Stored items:
★ ★ ★ ★ ★ ★ ★

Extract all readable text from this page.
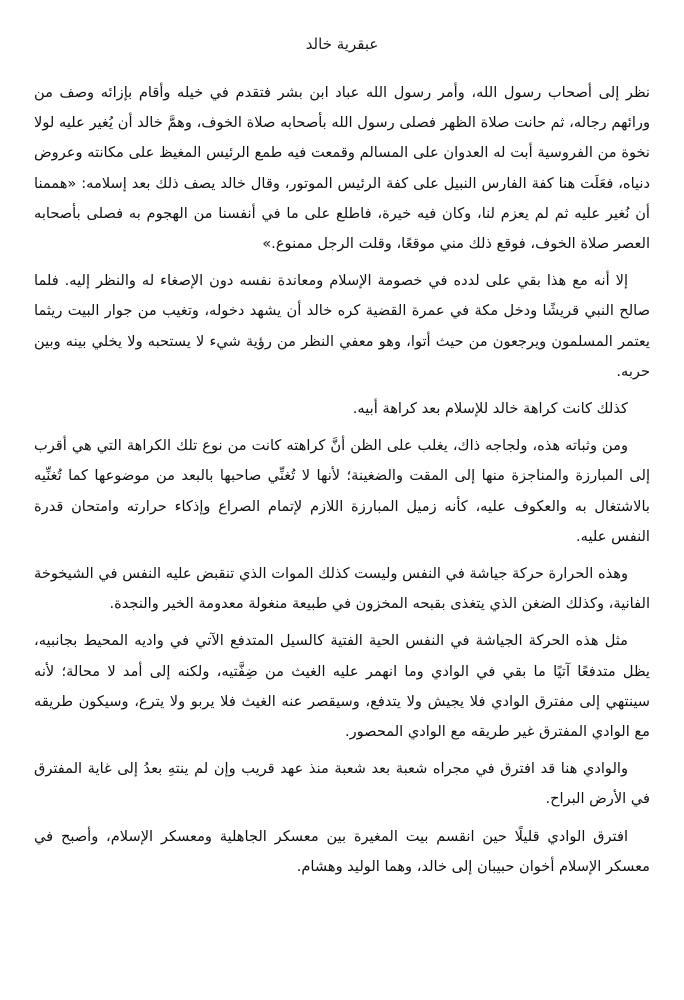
عبقرية خالد

نظر إلى أصحاب رسول الله، وأمر رسول الله عباد ابن بشر فتقدم في خيله وأقام بإزائه وصف من ورائهم رجاله، ثم حانت صلاة الظهر فصلى رسول الله بأصحابه صلاة الخوف، وهمَّ خالد أن يُغير عليه لولا نخوة من الفروسية أبت له العدوان على المسالم وقمعت فيه طمع الرئيس المغيظ على مكانته وعروض دنياه، فعَلَت هنا كفة الفارس النبيل على كفة الرئيس الموتور، وقال خالد يصف ذلك بعد إسلامه: «هممنا أن نُغير عليه ثم لم يعزم لنا، وكان فيه خيرة، فاطلع على ما في أنفسنا من الهجوم به فصلى بأصحابه العصر صلاة الخوف، فوقع ذلك مني موقعًا، وقلت الرجل ممنوع.»

إلا أنه مع هذا بقي على لدده في خصومة الإسلام ومعاندة نفسه دون الإصغاء له والنظر إليه. فلما صالح النبي قريشًا ودخل مكة في عمرة القضية كره خالد أن يشهد دخوله، وتغيب من جوار البيت ريثما يعتمر المسلمون ويرجعون من حيث أتوا، وهو معفي النظر من رؤية شيء لا يستحبه ولا يخلي بينه وبين حربه.

كذلك كانت كراهة خالد للإسلام بعد كراهة أبيه.

ومن وثباته هذه، ولجاجه ذاك، يغلب على الظن أنَّ كراهته كانت من نوع تلك الكراهة التي هي أقرب إلى المبارزة والمناجزة منها إلى المقت والضغينة؛ لأنها لا تُغنِّي صاحبها بالبعد من موضوعها كما تُغنِّيه بالاشتغال به والعكوف عليه، كأنه زميل المبارزة اللازم لإتمام الصراع وإذكاء حرارته وامتحان قدرة النفس عليه.

وهذه الحرارة حركة جياشة في النفس وليست كذلك الموات الذي تنقبض عليه النفس في الشيخوخة الفانية، وكذلك الضغن الذي يتغذى بقبحه المخزون في طبيعة منغولة معدومة الخير والنجدة.

مثل هذه الحركة الجياشة في النفس الحية الفتية كالسيل المتدفع الآتي في واديه المحيط بجانبيه، يظل متدفعًا آتيًا ما بقي في الوادي وما انهمر عليه الغيث من ضِفَّتيه، ولكنه إلى أمد لا محالة؛ لأنه سينتهي إلى مفترق الوادي فلا يجيش ولا يتدفع، وسيقصر عنه الغيث فلا يربو ولا يترع، وسيكون طريقه مع الوادي المفترق غير طريقه مع الوادي المحصور.

والوادي هنا قد افترق في مجراه شعبة بعد شعبة منذ عهد قريب وإن لم ينتهِ بعدُ إلى غاية المفترق في الأرض البراح.

افترق الوادي قليلًا حين انقسم بيت المغيرة بين معسكر الجاهلية ومعسكر الإسلام، وأصبح في معسكر الإسلام أخوان حبيبان إلى خالد، وهما الوليد وهشام.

★ ★ ★ ★ ★ ★ ★

# WRITTEN REQUEST:
Give back only a number, the number of lines where the string "المفترق" occurs.

# CORRECT RESPONSE:
2